Determine the number of lines containing the word "details". Reply with it and nothing else.

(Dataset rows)
'''

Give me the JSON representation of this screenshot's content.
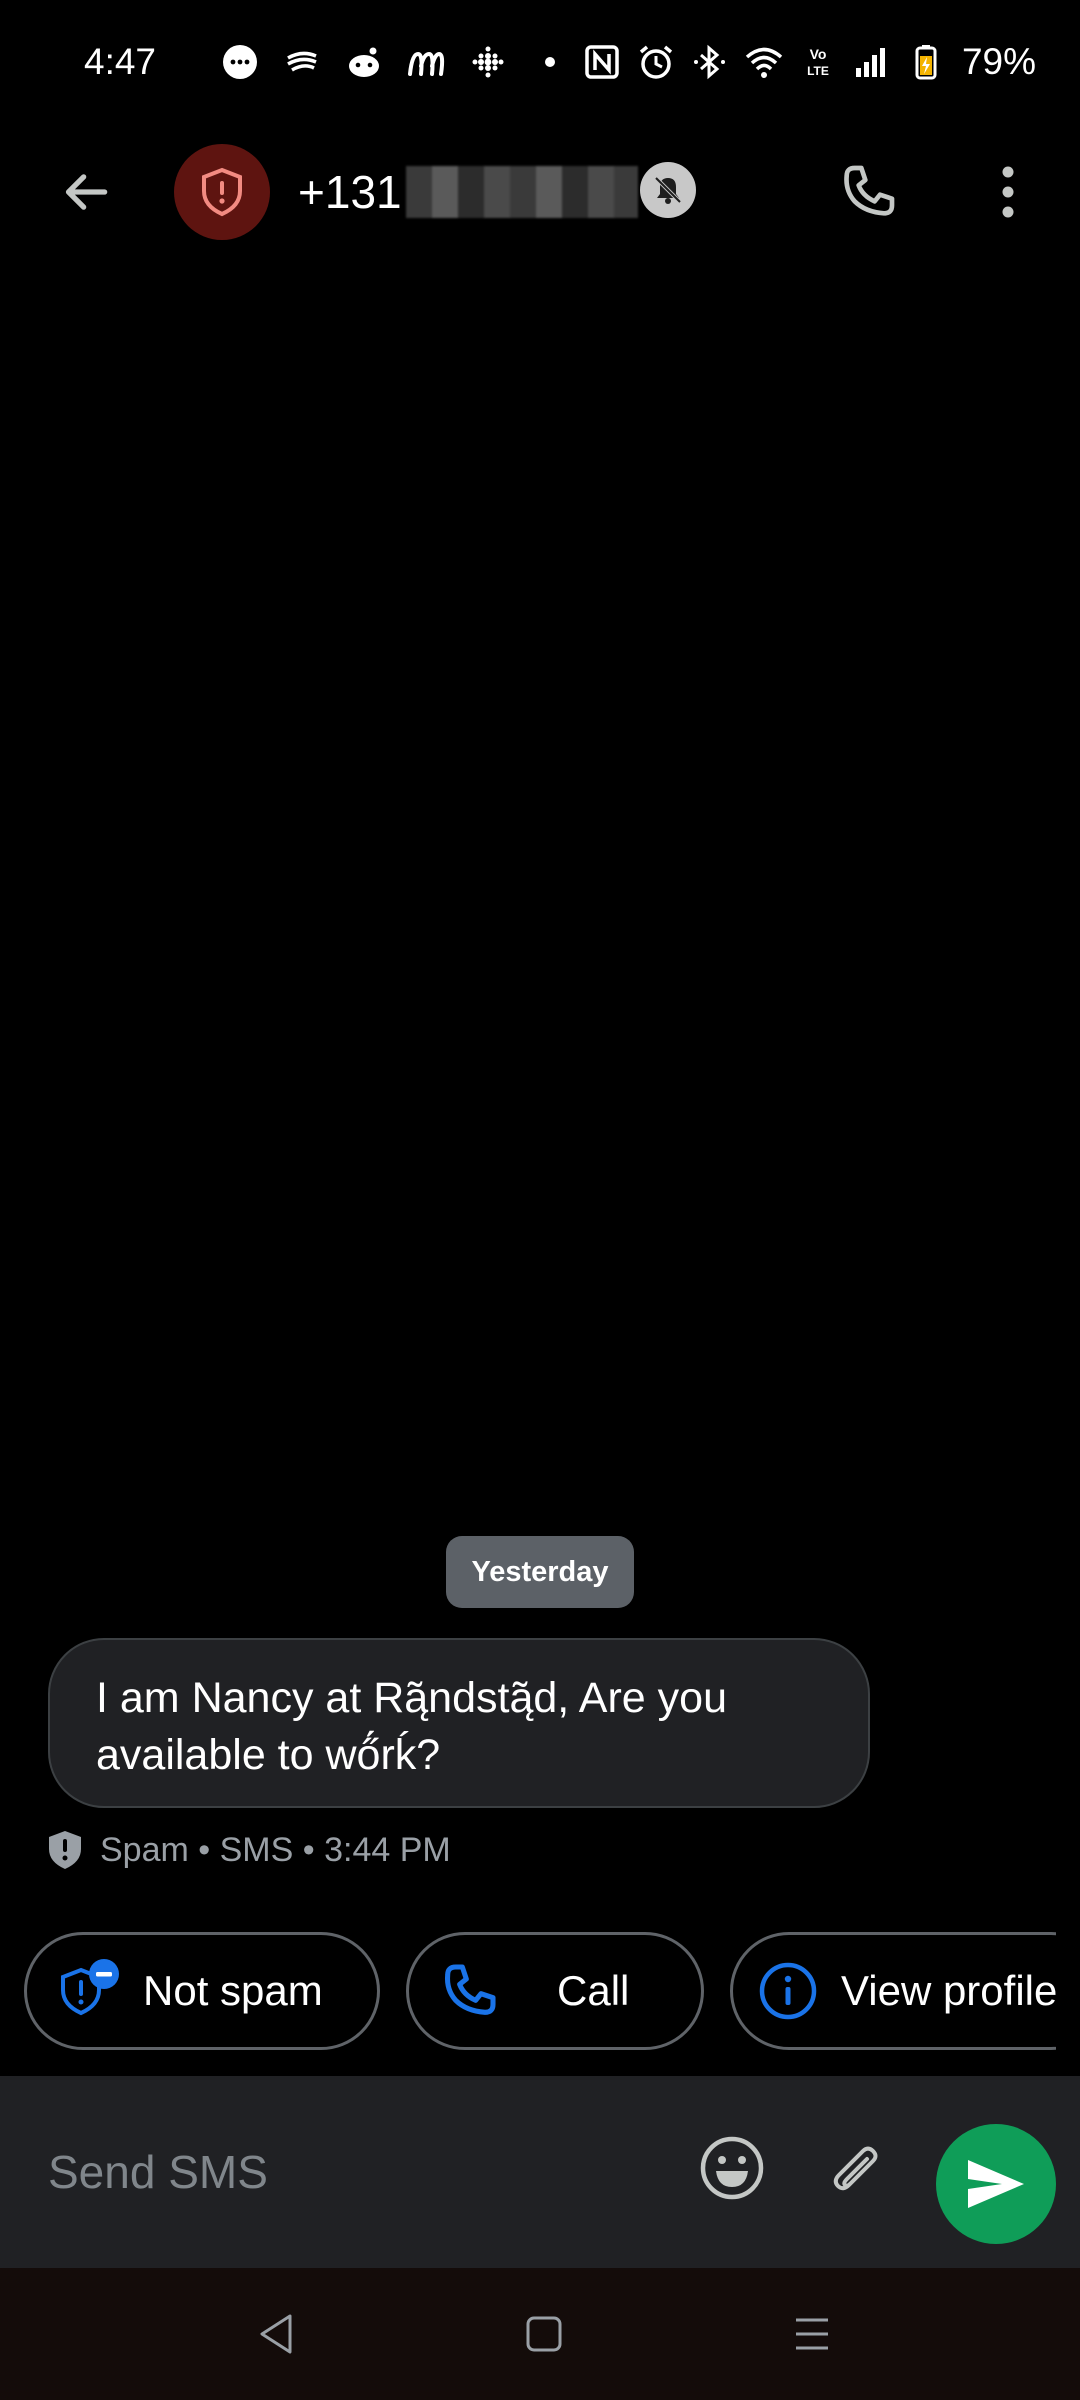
{
  "status_bar": {
    "time": "4:47",
    "battery_percent": "79%",
    "icons_left": [
      "chat-bubble-icon",
      "wind-icon",
      "reddit-icon",
      "m-app-icon",
      "dots-grid-icon",
      "dot-icon"
    ],
    "icons_right": [
      "nfc-icon",
      "alarm-icon",
      "bluetooth-icon",
      "wifi-icon",
      "volte-icon",
      "signal-icon",
      "battery-icon"
    ],
    "volte_label": "Vo\nLTE"
  },
  "header": {
    "contact_number_visible": "+131",
    "avatar_icon": "shield-alert-icon",
    "avatar_color": "#5e1410"
  },
  "conversation": {
    "date_label": "Yesterday",
    "messages": [
      {
        "text": "I am Nancy at Rą̃ndstą̃d, Are you available to wő́rḱ?",
        "meta": "Spam • SMS • 3:44 PM"
      }
    ]
  },
  "suggestions": {
    "not_spam": "Not spam",
    "call": "Call",
    "view_profile": "View profile",
    "accent_color": "#1a73e8"
  },
  "compose": {
    "placeholder": "Send SMS",
    "send_color": "#0f9d58"
  }
}
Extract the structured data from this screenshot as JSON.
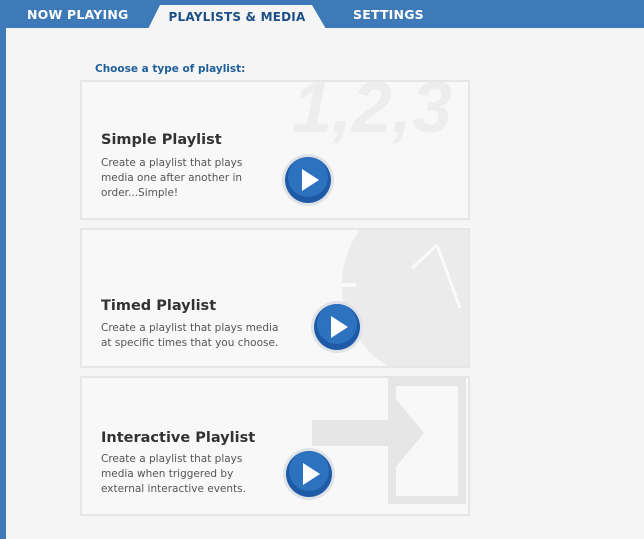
{
  "tabs": {
    "now_playing": "NOW PLAYING",
    "playlists_media": "PLAYLISTS & MEDIA",
    "settings": "SETTINGS"
  },
  "heading": "Choose a type of playlist:",
  "cards": [
    {
      "title": "Simple Playlist",
      "description": "Create a playlist that plays\nmedia one after another in\norder...Simple!",
      "watermark_text": "1,2,3",
      "watermark": "numbers-1-2-3"
    },
    {
      "title": "Timed Playlist",
      "description": "Create a playlist that plays media\nat specific times that you choose.",
      "watermark": "clock-face"
    },
    {
      "title": "Interactive Playlist",
      "description": "Create a playlist that plays\nmedia when triggered by\nexternal interactive events.",
      "watermark": "arrow-into-box"
    }
  ],
  "colors": {
    "tab_bar": "#3f7ab8",
    "active_tab_text": "#1c4f86",
    "heading": "#1f5f99",
    "play_button": "#1e5aa6"
  }
}
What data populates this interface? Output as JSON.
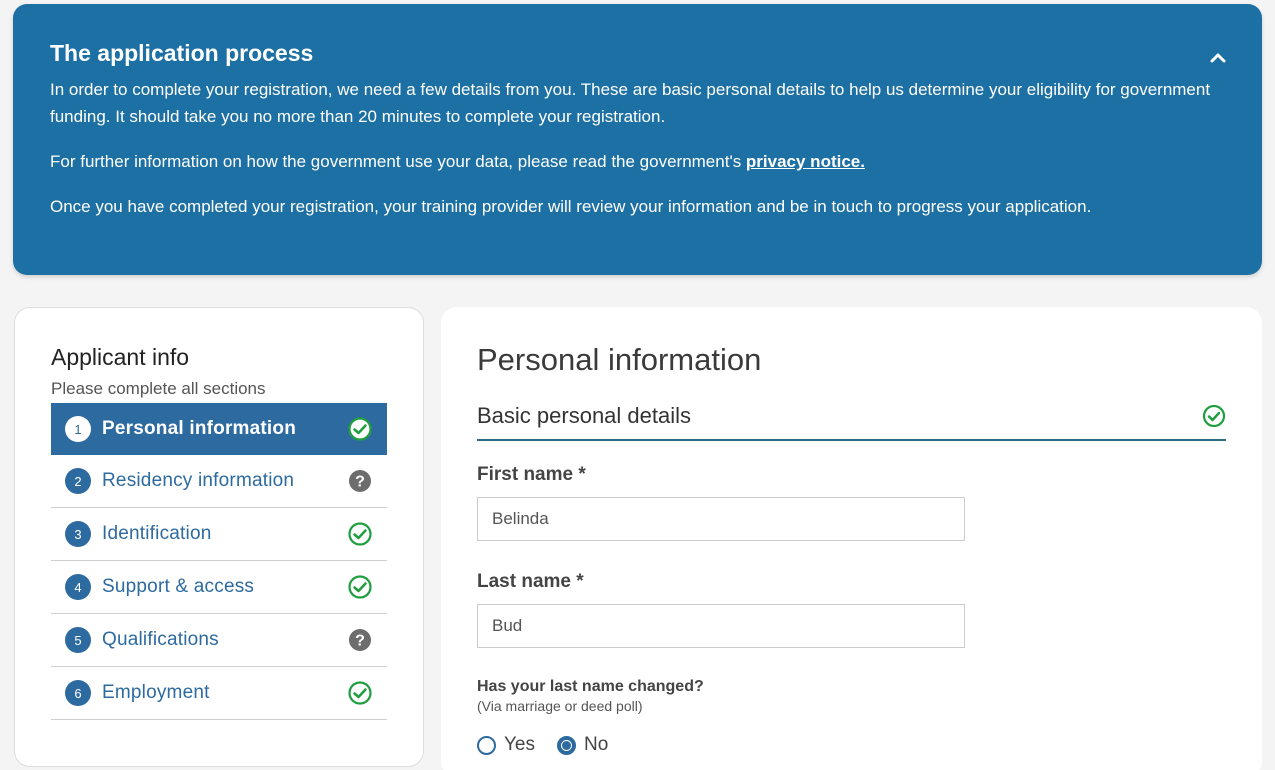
{
  "banner": {
    "title": "The application process",
    "para1": "In order to complete your registration, we need a few details from you. These are basic personal details to help us determine your eligibility for government funding. It should take you no more than 20 minutes to complete your registration.",
    "para2_prefix": "For further information on how the government use your data, please read the government's ",
    "privacy_link": "privacy notice.",
    "para3": "Once you have completed your registration, your training provider will review your information and be in touch to progress your application.",
    "toggle_icon": "chevron-up-icon"
  },
  "sidebar": {
    "title": "Applicant info",
    "subtitle": "Please complete all sections",
    "items": [
      {
        "num": "1",
        "label": "Personal information",
        "status": "complete"
      },
      {
        "num": "2",
        "label": "Residency information",
        "status": "incomplete"
      },
      {
        "num": "3",
        "label": "Identification",
        "status": "complete"
      },
      {
        "num": "4",
        "label": "Support & access",
        "status": "complete"
      },
      {
        "num": "5",
        "label": "Qualifications",
        "status": "incomplete"
      },
      {
        "num": "6",
        "label": "Employment",
        "status": "complete"
      }
    ]
  },
  "main": {
    "title": "Personal information",
    "section_title": "Basic personal details",
    "first_name_label": "First name *",
    "first_name_value": "Belinda",
    "last_name_label": "Last name *",
    "last_name_value": "Bud",
    "name_changed_label": "Has your last name changed?",
    "name_changed_hint": "(Via marriage or deed poll)",
    "options": {
      "yes": "Yes",
      "no": "No"
    },
    "selected": "No"
  },
  "colors": {
    "banner_bg": "#1d70a3",
    "accent": "#2d6a9f",
    "success": "#1e9e3e",
    "help": "#6d6d6d"
  }
}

'''

## OUTPUT FOR THIS EXERCISE
2